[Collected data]
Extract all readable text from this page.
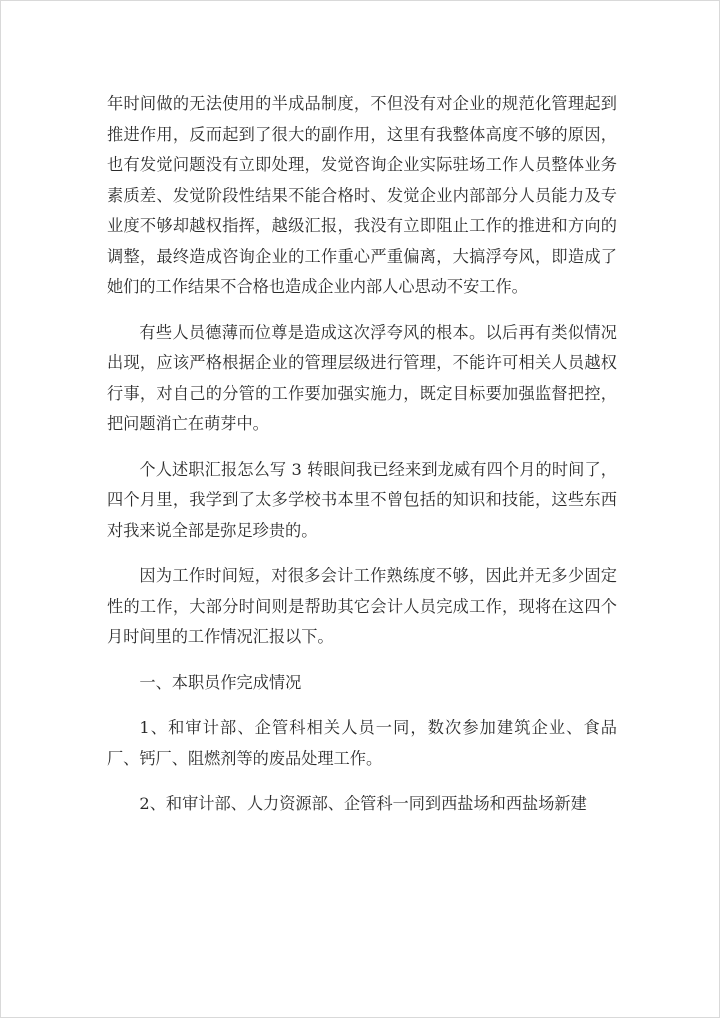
年时间做的无法使用的半成品制度，不但没有对企业的规范化管理起到推进作用，反而起到了很大的副作用，这里有我整体高度不够的原因，也有发觉问题没有立即处理，发觉咨询企业实际驻场工作人员整体业务素质差、发觉阶段性结果不能合格时、发觉企业内部部分人员能力及专业度不够却越权指挥，越级汇报，我没有立即阻止工作的推进和方向的调整，最终造成咨询企业的工作重心严重偏离，大搞浮夸风，即造成了她们的工作结果不合格也造成企业内部人心思动不安工作。

有些人员德薄而位尊是造成这次浮夸风的根本。以后再有类似情况出现，应该严格根据企业的管理层级进行管理，不能许可相关人员越权行事，对自己的分管的工作要加强实施力，既定目标要加强监督把控，把问题消亡在萌芽中。

个人述职汇报怎么写 3 转眼间我已经来到龙威有四个月的时间了，四个月里，我学到了太多学校书本里不曾包括的知识和技能，这些东西对我来说全部是弥足珍贵的。

因为工作时间短，对很多会计工作熟练度不够，因此并无多少固定性的工作，大部分时间则是帮助其它会计人员完成工作，现将在这四个月时间里的工作情况汇报以下。

一、本职员作完成情况

1、和审计部、企管科相关人员一同，数次参加建筑企业、食品厂、钙厂、阻燃剂等的废品处理工作。

2、和审计部、人力资源部、企管科一同到西盐场和西盐场新建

Task description: State the count of lines with the word "和审计部" in them, and write nothing else.

Full output: 2